DATA EXTRACT —
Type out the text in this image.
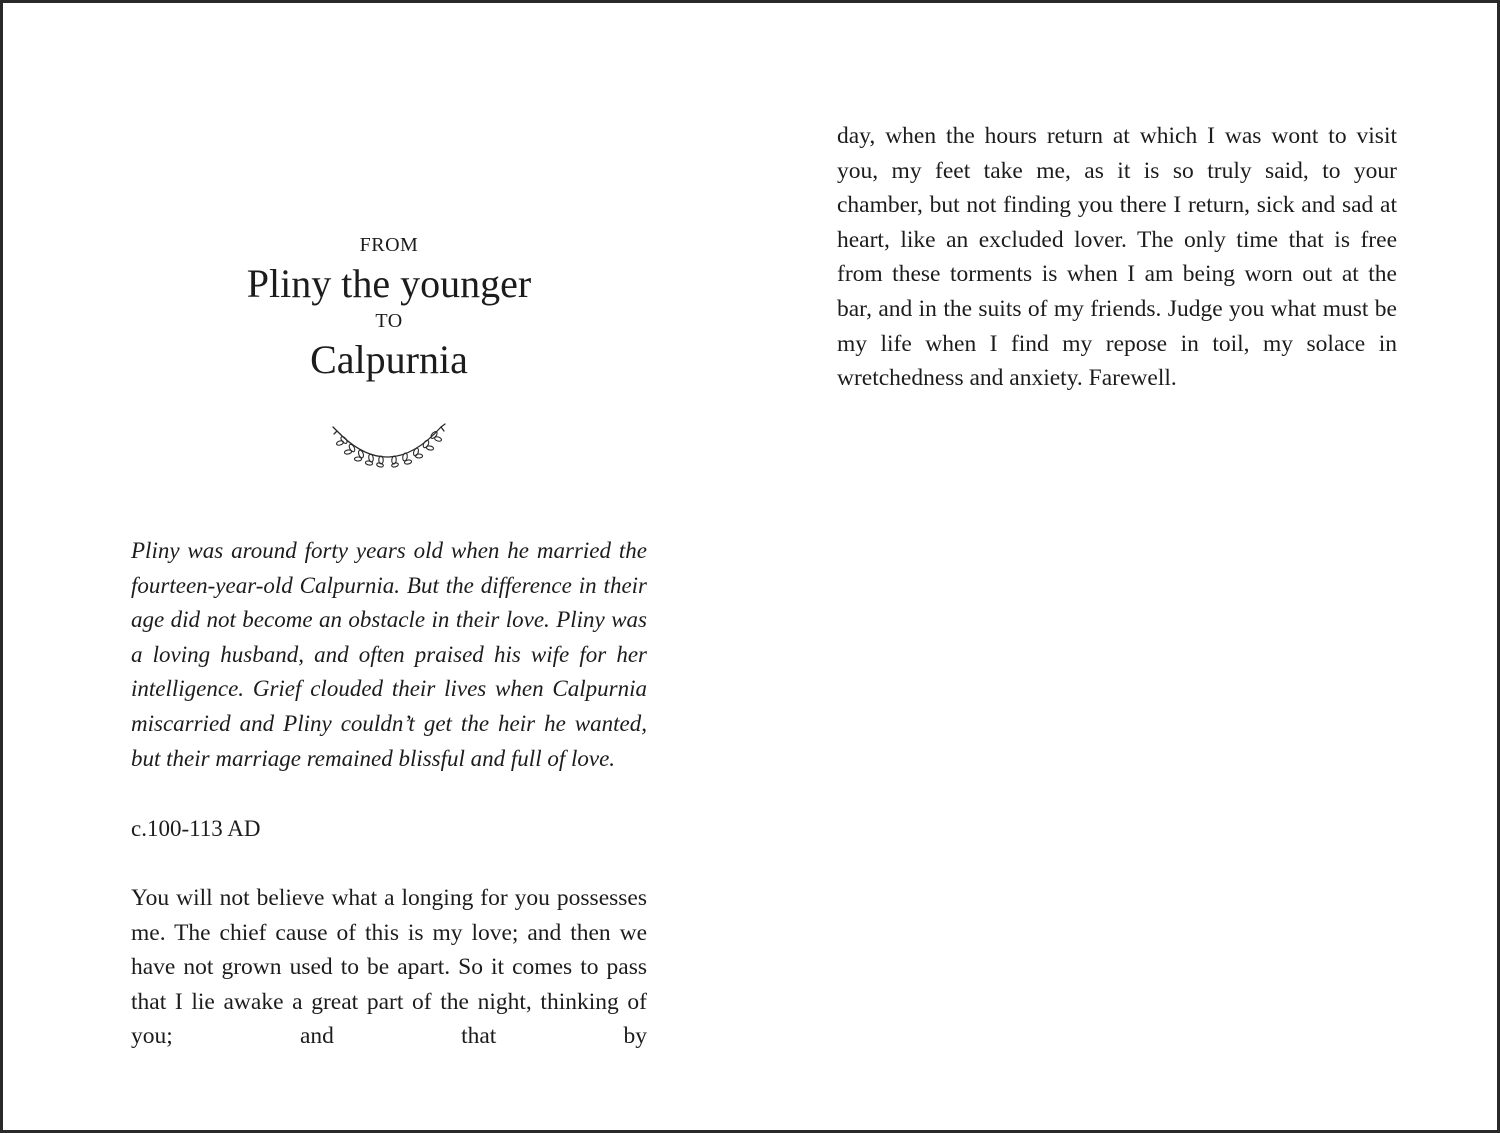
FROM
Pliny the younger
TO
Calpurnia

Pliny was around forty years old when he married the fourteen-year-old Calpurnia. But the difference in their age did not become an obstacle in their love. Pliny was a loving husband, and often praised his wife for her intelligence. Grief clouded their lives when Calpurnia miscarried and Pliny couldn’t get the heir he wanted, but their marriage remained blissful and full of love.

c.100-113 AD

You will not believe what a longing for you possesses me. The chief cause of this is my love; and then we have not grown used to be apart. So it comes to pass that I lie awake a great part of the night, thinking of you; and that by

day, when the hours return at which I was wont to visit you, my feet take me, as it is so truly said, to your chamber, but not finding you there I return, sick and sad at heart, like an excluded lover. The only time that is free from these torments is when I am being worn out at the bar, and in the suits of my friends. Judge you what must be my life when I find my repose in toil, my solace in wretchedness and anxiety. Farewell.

DIRECTIONS — Quote all the records verbatim, dropping any pictures from your copy.

REPLY TO THE TASK —
Type out the text in this image.
FROM
Pliny the younger
TO
Calpurnia

Pliny was around forty years old when he married the fourteen-year-old Calpurnia. But the difference in their age did not become an obstacle in their love. Pliny was a loving husband, and often praised his wife for her intelligence. Grief clouded their lives when Calpurnia miscarried and Pliny couldn’t get the heir he wanted, but their marriage remained blissful and full of love.

c.100-113 AD

You will not believe what a longing for you possesses me. The chief cause of this is my love; and then we have not grown used to be apart. So it comes to pass that I lie awake a great part of the night, thinking of you; and that by

day, when the hours return at which I was wont to visit you, my feet take me, as it is so truly said, to your chamber, but not finding you there I return, sick and sad at heart, like an excluded lover. The only time that is free from these torments is when I am being worn out at the bar, and in the suits of my friends. Judge you what must be my life when I find my repose in toil, my solace in wretchedness and anxiety. Farewell.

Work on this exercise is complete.